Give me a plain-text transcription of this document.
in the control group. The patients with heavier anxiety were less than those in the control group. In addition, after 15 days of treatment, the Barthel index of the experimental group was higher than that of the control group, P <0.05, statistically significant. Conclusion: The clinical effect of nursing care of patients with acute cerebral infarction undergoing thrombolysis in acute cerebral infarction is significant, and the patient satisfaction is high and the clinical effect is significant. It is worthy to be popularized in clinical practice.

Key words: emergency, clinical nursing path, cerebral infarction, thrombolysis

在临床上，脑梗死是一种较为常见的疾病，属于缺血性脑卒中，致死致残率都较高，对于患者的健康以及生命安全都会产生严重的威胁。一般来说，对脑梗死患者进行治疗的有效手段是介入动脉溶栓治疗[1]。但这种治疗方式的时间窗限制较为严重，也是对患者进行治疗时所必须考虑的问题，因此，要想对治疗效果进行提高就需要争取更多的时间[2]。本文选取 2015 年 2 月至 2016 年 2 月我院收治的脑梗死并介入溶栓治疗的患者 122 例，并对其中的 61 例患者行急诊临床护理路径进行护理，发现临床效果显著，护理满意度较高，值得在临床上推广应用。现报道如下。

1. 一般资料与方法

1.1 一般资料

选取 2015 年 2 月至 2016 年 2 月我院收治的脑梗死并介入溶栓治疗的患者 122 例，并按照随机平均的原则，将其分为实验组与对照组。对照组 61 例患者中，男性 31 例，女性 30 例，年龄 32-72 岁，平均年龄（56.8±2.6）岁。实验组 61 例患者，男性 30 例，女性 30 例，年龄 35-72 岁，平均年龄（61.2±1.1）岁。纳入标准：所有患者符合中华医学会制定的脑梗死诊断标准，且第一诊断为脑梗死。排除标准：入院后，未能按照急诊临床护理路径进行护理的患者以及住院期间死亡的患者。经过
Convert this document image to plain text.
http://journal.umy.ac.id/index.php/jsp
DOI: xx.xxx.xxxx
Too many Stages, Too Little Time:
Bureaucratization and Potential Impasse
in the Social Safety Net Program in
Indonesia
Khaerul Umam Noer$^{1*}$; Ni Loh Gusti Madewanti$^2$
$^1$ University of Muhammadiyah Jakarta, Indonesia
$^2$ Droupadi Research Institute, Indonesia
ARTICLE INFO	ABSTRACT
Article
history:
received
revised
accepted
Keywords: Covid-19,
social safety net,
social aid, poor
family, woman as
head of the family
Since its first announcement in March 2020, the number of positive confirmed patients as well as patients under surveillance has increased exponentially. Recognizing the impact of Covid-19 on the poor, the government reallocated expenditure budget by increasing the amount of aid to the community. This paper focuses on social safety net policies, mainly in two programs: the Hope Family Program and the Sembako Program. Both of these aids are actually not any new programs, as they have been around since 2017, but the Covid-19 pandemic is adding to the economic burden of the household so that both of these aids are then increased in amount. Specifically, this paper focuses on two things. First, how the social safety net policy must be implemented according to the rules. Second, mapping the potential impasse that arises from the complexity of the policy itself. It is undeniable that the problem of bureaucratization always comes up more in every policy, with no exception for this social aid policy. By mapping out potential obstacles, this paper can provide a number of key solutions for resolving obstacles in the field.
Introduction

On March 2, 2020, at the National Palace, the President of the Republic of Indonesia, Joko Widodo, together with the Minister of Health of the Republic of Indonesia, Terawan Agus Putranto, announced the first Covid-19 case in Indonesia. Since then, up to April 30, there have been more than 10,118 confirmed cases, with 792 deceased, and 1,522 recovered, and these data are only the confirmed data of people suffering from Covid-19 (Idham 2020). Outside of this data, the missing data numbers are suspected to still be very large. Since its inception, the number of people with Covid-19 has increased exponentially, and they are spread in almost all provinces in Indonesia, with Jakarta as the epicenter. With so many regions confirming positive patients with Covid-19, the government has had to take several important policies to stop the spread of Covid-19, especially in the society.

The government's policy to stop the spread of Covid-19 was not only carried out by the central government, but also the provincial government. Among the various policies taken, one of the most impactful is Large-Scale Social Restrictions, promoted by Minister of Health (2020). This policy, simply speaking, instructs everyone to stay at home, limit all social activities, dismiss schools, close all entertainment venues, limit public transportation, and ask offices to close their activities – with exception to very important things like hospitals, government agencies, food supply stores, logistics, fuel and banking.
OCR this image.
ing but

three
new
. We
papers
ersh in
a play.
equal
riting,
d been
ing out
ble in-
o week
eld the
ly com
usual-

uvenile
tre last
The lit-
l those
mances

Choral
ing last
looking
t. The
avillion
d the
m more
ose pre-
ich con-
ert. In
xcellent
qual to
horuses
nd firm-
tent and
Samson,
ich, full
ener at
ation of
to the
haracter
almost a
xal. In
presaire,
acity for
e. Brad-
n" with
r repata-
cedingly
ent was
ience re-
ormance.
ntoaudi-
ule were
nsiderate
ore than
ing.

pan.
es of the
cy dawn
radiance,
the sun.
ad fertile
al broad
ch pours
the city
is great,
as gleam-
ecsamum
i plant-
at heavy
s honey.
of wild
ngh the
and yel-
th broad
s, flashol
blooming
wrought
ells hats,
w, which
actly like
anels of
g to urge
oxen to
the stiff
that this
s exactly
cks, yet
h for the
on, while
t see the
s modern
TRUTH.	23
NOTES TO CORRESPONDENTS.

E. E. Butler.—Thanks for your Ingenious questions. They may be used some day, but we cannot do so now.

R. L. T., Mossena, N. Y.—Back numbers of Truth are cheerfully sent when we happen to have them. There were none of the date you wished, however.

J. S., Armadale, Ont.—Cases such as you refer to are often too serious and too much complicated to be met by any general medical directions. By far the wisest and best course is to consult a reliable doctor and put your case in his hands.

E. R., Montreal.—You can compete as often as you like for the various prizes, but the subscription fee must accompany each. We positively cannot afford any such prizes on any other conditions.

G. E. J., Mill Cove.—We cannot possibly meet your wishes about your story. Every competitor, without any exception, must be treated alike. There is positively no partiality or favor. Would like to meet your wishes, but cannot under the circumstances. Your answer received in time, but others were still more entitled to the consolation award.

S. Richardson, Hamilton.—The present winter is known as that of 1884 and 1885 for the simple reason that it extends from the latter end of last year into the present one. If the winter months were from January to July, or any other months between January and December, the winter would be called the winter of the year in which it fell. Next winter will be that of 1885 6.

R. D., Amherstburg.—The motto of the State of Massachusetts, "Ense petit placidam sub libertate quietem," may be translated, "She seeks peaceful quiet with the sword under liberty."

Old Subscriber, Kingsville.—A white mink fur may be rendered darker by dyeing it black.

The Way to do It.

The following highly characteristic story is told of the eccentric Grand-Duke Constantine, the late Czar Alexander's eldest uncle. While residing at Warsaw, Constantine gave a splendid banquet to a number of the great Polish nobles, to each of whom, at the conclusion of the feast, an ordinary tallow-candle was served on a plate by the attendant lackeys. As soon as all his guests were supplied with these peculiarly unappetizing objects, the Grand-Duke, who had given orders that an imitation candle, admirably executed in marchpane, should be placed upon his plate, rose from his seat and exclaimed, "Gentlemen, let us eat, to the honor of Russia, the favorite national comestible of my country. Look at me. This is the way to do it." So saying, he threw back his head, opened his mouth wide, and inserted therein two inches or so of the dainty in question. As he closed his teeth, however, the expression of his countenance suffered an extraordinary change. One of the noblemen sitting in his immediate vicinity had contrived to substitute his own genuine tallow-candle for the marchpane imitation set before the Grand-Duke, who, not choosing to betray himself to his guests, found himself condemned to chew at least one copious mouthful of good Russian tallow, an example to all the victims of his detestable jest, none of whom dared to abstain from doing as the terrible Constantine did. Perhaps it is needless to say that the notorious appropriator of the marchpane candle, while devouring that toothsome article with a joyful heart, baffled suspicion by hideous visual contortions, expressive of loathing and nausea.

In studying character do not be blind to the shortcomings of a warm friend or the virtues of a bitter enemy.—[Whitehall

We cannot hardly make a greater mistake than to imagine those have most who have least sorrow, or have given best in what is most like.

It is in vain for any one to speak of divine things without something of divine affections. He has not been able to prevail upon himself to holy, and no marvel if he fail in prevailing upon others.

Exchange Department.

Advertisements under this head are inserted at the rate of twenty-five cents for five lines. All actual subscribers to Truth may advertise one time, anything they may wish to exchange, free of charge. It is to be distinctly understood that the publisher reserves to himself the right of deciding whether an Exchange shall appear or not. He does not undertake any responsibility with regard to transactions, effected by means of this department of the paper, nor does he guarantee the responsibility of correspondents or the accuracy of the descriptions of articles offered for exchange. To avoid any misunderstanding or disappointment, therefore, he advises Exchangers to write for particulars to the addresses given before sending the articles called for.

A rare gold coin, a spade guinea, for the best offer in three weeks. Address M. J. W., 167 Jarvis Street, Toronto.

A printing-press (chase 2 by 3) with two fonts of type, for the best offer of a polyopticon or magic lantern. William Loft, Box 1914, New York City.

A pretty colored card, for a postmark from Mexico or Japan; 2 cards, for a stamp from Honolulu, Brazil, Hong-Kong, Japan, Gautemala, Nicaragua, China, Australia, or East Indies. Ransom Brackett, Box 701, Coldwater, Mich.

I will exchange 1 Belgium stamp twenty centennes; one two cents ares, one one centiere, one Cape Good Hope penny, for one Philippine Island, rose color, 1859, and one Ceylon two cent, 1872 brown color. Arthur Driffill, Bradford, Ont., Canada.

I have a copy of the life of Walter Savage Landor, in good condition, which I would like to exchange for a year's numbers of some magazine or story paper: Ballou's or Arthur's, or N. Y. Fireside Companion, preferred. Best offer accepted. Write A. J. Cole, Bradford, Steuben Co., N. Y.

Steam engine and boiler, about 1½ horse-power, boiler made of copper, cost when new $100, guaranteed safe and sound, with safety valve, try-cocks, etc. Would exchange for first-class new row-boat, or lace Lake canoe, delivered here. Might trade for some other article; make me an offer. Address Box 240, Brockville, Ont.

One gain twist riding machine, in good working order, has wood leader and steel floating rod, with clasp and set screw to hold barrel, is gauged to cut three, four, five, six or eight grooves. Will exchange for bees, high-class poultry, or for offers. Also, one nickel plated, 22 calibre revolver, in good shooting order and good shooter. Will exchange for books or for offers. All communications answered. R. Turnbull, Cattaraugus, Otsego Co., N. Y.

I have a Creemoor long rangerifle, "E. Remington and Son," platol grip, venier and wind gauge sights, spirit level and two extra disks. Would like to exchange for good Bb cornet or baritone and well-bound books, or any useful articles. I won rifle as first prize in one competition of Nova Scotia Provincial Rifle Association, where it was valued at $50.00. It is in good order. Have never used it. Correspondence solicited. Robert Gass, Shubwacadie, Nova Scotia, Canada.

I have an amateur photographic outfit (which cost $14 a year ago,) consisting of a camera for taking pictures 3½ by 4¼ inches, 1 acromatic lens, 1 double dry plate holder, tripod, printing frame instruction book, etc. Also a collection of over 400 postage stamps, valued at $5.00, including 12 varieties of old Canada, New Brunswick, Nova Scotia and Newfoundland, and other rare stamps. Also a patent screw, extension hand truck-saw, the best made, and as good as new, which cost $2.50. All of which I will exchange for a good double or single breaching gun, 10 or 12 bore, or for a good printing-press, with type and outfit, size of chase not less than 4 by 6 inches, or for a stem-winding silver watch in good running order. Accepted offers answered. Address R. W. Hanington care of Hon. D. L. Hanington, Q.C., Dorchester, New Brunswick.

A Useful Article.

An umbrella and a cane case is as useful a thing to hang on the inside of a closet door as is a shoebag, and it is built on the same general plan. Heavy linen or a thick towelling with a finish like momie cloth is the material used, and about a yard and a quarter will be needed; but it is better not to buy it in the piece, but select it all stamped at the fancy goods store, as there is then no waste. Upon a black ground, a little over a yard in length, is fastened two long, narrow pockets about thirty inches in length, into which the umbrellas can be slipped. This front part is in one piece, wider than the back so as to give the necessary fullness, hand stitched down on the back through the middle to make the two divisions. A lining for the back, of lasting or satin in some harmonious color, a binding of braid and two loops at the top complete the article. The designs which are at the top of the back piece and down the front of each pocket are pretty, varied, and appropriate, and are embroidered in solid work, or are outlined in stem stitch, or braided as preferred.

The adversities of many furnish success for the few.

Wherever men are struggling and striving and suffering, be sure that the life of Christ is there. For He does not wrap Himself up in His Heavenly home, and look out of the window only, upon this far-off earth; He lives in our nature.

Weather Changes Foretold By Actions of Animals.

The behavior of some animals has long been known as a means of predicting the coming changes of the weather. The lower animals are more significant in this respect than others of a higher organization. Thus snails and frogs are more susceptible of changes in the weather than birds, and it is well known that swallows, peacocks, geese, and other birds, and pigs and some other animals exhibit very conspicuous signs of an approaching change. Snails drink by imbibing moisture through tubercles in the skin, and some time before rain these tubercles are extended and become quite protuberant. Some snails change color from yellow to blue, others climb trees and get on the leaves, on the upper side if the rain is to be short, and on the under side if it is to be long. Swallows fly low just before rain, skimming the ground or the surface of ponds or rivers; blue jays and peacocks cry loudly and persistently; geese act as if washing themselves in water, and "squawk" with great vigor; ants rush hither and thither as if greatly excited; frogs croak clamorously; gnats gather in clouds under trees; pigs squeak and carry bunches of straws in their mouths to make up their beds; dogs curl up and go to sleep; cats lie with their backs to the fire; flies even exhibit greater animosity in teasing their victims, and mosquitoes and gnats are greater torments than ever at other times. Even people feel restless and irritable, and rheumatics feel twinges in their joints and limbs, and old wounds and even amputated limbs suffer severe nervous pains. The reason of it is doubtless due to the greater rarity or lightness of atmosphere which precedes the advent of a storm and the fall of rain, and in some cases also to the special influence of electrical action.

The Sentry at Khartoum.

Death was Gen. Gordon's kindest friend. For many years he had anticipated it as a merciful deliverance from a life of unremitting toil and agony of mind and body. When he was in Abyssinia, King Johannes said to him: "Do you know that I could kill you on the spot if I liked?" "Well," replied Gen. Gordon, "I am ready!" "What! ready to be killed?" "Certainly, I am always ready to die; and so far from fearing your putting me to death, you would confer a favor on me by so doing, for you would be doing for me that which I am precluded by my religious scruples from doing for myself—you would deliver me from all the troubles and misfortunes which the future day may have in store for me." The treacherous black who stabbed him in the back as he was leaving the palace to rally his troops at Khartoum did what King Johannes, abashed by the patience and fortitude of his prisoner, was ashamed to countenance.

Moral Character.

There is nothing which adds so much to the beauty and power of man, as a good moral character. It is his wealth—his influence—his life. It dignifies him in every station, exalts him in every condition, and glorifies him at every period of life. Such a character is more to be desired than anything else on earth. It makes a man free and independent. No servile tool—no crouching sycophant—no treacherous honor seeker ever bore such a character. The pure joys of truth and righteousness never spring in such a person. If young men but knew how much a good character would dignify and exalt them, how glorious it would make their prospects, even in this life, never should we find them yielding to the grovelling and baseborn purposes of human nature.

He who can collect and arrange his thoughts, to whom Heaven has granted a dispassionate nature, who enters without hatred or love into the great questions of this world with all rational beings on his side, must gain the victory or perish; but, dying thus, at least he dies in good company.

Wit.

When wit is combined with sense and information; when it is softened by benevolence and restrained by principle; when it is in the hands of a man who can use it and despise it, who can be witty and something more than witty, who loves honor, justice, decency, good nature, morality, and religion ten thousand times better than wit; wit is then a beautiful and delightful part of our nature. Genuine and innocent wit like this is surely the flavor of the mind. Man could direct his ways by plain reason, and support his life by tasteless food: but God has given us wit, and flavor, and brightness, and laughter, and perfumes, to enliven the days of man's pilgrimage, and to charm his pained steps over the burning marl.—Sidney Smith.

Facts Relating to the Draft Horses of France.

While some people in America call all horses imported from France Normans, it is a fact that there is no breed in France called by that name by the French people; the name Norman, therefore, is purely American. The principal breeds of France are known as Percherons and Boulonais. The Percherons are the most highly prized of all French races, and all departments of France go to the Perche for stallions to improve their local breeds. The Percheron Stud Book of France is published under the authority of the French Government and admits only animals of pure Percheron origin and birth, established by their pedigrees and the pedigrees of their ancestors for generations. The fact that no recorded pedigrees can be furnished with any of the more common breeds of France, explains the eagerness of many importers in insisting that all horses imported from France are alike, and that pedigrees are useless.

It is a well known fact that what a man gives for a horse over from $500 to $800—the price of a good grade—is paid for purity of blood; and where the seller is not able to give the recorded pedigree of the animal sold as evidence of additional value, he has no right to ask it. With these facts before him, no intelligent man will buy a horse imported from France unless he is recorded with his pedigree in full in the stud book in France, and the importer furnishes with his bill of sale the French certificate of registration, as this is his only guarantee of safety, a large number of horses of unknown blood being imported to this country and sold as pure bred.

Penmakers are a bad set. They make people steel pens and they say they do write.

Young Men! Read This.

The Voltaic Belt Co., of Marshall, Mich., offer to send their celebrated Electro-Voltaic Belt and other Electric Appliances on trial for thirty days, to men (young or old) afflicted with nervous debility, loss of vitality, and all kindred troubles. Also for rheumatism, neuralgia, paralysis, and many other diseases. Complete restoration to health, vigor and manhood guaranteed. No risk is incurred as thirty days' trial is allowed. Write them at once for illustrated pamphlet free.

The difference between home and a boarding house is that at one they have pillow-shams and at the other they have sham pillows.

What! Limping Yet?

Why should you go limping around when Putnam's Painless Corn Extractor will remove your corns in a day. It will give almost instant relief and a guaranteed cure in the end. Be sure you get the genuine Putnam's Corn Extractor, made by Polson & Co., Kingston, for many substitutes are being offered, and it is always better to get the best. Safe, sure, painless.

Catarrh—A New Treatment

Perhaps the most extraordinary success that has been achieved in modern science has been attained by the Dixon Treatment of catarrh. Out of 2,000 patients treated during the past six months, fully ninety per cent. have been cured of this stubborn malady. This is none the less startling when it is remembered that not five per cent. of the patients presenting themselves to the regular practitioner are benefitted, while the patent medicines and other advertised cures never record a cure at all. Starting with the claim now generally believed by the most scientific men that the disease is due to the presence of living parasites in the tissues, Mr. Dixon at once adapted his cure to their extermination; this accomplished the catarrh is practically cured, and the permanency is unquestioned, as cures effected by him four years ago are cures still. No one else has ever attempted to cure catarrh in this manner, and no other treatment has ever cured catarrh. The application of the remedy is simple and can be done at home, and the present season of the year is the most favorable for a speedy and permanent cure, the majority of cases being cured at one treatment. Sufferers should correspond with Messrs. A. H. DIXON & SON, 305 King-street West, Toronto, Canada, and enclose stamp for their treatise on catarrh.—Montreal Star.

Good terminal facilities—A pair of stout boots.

- - - - -

Brief
For the string "those", give the number of lines in the entries that contain it, with no other words.

Result of this task
3